[Dataset excerpt]
##########

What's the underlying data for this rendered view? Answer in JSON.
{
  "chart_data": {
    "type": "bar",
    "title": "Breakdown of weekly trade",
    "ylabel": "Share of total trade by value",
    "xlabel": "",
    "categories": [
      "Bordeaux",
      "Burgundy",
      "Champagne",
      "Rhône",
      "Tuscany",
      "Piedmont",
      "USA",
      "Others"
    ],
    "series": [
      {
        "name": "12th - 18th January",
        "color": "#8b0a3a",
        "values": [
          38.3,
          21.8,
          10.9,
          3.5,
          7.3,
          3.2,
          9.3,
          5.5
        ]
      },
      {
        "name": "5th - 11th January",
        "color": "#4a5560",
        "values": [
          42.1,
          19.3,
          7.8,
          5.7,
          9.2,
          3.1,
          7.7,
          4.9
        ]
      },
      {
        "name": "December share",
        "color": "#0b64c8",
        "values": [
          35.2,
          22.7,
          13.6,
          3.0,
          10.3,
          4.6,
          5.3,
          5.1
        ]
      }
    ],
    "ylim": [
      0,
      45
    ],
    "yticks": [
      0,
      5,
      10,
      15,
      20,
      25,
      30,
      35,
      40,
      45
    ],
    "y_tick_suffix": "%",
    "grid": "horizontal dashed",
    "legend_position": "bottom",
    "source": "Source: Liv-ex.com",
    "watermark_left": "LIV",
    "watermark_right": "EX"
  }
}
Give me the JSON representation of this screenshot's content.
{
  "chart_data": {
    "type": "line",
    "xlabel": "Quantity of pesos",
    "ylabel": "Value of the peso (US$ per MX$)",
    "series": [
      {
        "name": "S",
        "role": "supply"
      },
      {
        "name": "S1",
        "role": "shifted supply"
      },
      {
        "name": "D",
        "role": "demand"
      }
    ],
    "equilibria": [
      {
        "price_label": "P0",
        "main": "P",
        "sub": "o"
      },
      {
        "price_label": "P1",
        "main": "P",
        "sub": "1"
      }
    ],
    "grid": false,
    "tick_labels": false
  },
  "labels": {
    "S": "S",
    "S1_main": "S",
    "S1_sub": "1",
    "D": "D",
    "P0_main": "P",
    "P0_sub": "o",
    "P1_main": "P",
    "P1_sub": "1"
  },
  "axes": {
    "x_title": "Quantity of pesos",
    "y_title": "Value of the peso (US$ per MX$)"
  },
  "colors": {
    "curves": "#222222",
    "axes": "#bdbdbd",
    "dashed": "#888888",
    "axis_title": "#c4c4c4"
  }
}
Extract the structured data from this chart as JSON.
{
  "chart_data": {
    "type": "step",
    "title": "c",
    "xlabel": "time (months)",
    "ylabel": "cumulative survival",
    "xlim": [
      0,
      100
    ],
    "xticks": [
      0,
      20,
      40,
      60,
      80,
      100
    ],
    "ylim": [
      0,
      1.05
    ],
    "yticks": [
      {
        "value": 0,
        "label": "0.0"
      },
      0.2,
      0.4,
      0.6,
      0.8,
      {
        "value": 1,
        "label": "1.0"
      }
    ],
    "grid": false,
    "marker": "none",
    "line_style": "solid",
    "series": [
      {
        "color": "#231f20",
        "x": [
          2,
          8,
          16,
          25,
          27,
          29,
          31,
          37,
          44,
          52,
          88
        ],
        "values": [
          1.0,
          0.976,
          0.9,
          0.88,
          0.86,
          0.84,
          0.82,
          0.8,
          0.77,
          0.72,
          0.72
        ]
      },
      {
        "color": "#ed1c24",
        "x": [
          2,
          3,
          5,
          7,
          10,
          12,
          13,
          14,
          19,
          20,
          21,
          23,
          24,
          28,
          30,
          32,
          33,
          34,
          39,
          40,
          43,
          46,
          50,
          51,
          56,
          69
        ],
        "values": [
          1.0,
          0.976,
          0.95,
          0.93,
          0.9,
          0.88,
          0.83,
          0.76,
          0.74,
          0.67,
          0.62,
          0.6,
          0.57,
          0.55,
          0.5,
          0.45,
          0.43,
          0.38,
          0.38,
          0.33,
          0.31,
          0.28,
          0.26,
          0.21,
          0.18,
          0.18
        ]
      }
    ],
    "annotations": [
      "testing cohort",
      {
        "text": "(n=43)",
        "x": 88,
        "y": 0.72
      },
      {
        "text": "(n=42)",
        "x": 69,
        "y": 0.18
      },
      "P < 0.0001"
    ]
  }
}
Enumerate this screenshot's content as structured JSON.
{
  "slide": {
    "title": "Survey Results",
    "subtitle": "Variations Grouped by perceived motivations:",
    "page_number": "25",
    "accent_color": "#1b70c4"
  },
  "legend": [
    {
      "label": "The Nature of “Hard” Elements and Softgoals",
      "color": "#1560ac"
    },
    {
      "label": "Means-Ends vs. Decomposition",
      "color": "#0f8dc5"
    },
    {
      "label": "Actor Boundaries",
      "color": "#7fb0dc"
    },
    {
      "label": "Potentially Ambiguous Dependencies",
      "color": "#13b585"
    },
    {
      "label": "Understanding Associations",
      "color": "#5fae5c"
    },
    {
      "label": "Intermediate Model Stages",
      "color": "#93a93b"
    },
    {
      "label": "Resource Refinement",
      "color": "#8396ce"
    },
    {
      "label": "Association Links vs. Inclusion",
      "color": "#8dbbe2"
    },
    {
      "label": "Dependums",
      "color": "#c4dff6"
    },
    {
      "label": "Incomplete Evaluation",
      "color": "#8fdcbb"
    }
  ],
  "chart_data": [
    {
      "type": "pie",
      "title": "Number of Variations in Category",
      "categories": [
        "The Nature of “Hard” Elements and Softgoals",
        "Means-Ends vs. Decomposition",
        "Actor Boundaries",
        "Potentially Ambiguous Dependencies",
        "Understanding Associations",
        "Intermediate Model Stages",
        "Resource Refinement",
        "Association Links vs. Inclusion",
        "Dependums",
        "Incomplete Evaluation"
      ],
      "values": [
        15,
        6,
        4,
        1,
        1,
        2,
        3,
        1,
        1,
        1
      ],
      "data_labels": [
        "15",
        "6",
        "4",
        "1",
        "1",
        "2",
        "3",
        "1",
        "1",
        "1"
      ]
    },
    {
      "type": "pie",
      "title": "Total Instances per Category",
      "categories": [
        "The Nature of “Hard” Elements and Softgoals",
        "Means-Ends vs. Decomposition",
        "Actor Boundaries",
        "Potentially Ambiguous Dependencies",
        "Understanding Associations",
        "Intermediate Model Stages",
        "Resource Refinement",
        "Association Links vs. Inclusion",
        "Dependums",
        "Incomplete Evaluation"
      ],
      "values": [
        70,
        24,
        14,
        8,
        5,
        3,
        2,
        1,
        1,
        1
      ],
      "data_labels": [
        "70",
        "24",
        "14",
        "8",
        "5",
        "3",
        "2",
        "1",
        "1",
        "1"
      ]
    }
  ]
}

##########

DO THIS: All records above must be set down exactly, please.

RESPONSE TO THIS EXERCISE:
What's the underlying data for this rendered view? Answer in JSON.
{
  "chart_data": {
    "type": "bar",
    "title": "Breakdown of weekly trade",
    "ylabel": "Share of total trade by value",
    "xlabel": "",
    "categories": [
      "Bordeaux",
      "Burgundy",
      "Champagne",
      "Rhône",
      "Tuscany",
      "Piedmont",
      "USA",
      "Others"
    ],
    "series": [
      {
        "name": "12th - 18th January",
        "color": "#8b0a3a",
        "values": [
          38.3,
          21.8,
          10.9,
          3.5,
          7.3,
          3.2,
          9.3,
          5.5
        ]
      },
      {
        "name": "5th - 11th January",
        "color": "#4a5560",
        "values": [
          42.1,
          19.3,
          7.8,
          5.7,
          9.2,
          3.1,
          7.7,
          4.9
        ]
      },
      {
        "name": "December share",
        "color": "#0b64c8",
        "values": [
          35.2,
          22.7,
          13.6,
          3.0,
          10.3,
          4.6,
          5.3,
          5.1
        ]
      }
    ],
    "ylim": [
      0,
      45
    ],
    "yticks": [
      0,
      5,
      10,
      15,
      20,
      25,
      30,
      35,
      40,
      45
    ],
    "y_tick_suffix": "%",
    "grid": "horizontal dashed",
    "legend_position": "bottom",
    "source": "Source: Liv-ex.com",
    "watermark_left": "LIV",
    "watermark_right": "EX"
  }
}
Give me the JSON representation of this screenshot's content.
{
  "chart_data": {
    "type": "line",
    "xlabel": "Quantity of pesos",
    "ylabel": "Value of the peso (US$ per MX$)",
    "series": [
      {
        "name": "S",
        "role": "supply"
      },
      {
        "name": "S1",
        "role": "shifted supply"
      },
      {
        "name": "D",
        "role": "demand"
      }
    ],
    "equilibria": [
      {
        "price_label": "P0",
        "main": "P",
        "sub": "o"
      },
      {
        "price_label": "P1",
        "main": "P",
        "sub": "1"
      }
    ],
    "grid": false,
    "tick_labels": false
  },
  "labels": {
    "S": "S",
    "S1_main": "S",
    "S1_sub": "1",
    "D": "D",
    "P0_main": "P",
    "P0_sub": "o",
    "P1_main": "P",
    "P1_sub": "1"
  },
  "axes": {
    "x_title": "Quantity of pesos",
    "y_title": "Value of the peso (US$ per MX$)"
  },
  "colors": {
    "curves": "#222222",
    "axes": "#bdbdbd",
    "dashed": "#888888",
    "axis_title": "#c4c4c4"
  }
}
Extract the structured data from this chart as JSON.
{
  "chart_data": {
    "type": "step",
    "title": "c",
    "xlabel": "time (months)",
    "ylabel": "cumulative survival",
    "xlim": [
      0,
      100
    ],
    "xticks": [
      0,
      20,
      40,
      60,
      80,
      100
    ],
    "ylim": [
      0,
      1.05
    ],
    "yticks": [
      {
        "value": 0,
        "label": "0.0"
      },
      0.2,
      0.4,
      0.6,
      0.8,
      {
        "value": 1,
        "label": "1.0"
      }
    ],
    "grid": false,
    "marker": "none",
    "line_style": "solid",
    "series": [
      {
        "color": "#231f20",
        "x": [
          2,
          8,
          16,
          25,
          27,
          29,
          31,
          37,
          44,
          52,
          88
        ],
        "values": [
          1.0,
          0.976,
          0.9,
          0.88,
          0.86,
          0.84,
          0.82,
          0.8,
          0.77,
          0.72,
          0.72
        ]
      },
      {
        "color": "#ed1c24",
        "x": [
          2,
          3,
          5,
          7,
          10,
          12,
          13,
          14,
          19,
          20,
          21,
          23,
          24,
          28,
          30,
          32,
          33,
          34,
          39,
          40,
          43,
          46,
          50,
          51,
          56,
          69
        ],
        "values": [
          1.0,
          0.976,
          0.95,
          0.93,
          0.9,
          0.88,
          0.83,
          0.76,
          0.74,
          0.67,
          0.62,
          0.6,
          0.57,
          0.55,
          0.5,
          0.45,
          0.43,
          0.38,
          0.38,
          0.33,
          0.31,
          0.28,
          0.26,
          0.21,
          0.18,
          0.18
        ]
      }
    ],
    "annotations": [
      "testing cohort",
      {
        "text": "(n=43)",
        "x": 88,
        "y": 0.72
      },
      {
        "text": "(n=42)",
        "x": 69,
        "y": 0.18
      },
      "P < 0.0001"
    ]
  }
}
Enumerate this screenshot's content as structured JSON.
{
  "slide": {
    "title": "Survey Results",
    "subtitle": "Variations Grouped by perceived motivations:",
    "page_number": "25",
    "accent_color": "#1b70c4"
  },
  "legend": [
    {
      "label": "The Nature of “Hard” Elements and Softgoals",
      "color": "#1560ac"
    },
    {
      "label": "Means-Ends vs. Decomposition",
      "color": "#0f8dc5"
    },
    {
      "label": "Actor Boundaries",
      "color": "#7fb0dc"
    },
    {
      "label": "Potentially Ambiguous Dependencies",
      "color": "#13b585"
    },
    {
      "label": "Understanding Associations",
      "color": "#5fae5c"
    },
    {
      "label": "Intermediate Model Stages",
      "color": "#93a93b"
    },
    {
      "label": "Resource Refinement",
      "color": "#8396ce"
    },
    {
      "label": "Association Links vs. Inclusion",
      "color": "#8dbbe2"
    },
    {
      "label": "Dependums",
      "color": "#c4dff6"
    },
    {
      "label": "Incomplete Evaluation",
      "color": "#8fdcbb"
    }
  ],
  "chart_data": [
    {
      "type": "pie",
      "title": "Number of Variations in Category",
      "categories": [
        "The Nature of “Hard” Elements and Softgoals",
        "Means-Ends vs. Decomposition",
        "Actor Boundaries",
        "Potentially Ambiguous Dependencies",
        "Understanding Associations",
        "Intermediate Model Stages",
        "Resource Refinement",
        "Association Links vs. Inclusion",
        "Dependums",
        "Incomplete Evaluation"
      ],
      "values": [
        15,
        6,
        4,
        1,
        1,
        2,
        3,
        1,
        1,
        1
      ],
      "data_labels": [
        "15",
        "6",
        "4",
        "1",
        "1",
        "2",
        "3",
        "1",
        "1",
        "1"
      ]
    },
    {
      "type": "pie",
      "title": "Total Instances per Category",
      "categories": [
        "The Nature of “Hard” Elements and Softgoals",
        "Means-Ends vs. Decomposition",
        "Actor Boundaries",
        "Potentially Ambiguous Dependencies",
        "Understanding Associations",
        "Intermediate Model Stages",
        "Resource Refinement",
        "Association Links vs. Inclusion",
        "Dependums",
        "Incomplete Evaluation"
      ],
      "values": [
        70,
        24,
        14,
        8,
        5,
        3,
        2,
        1,
        1,
        1
      ],
      "data_labels": [
        "70",
        "24",
        "14",
        "8",
        "5",
        "3",
        "2",
        "1",
        "1",
        "1"
      ]
    }
  ]
}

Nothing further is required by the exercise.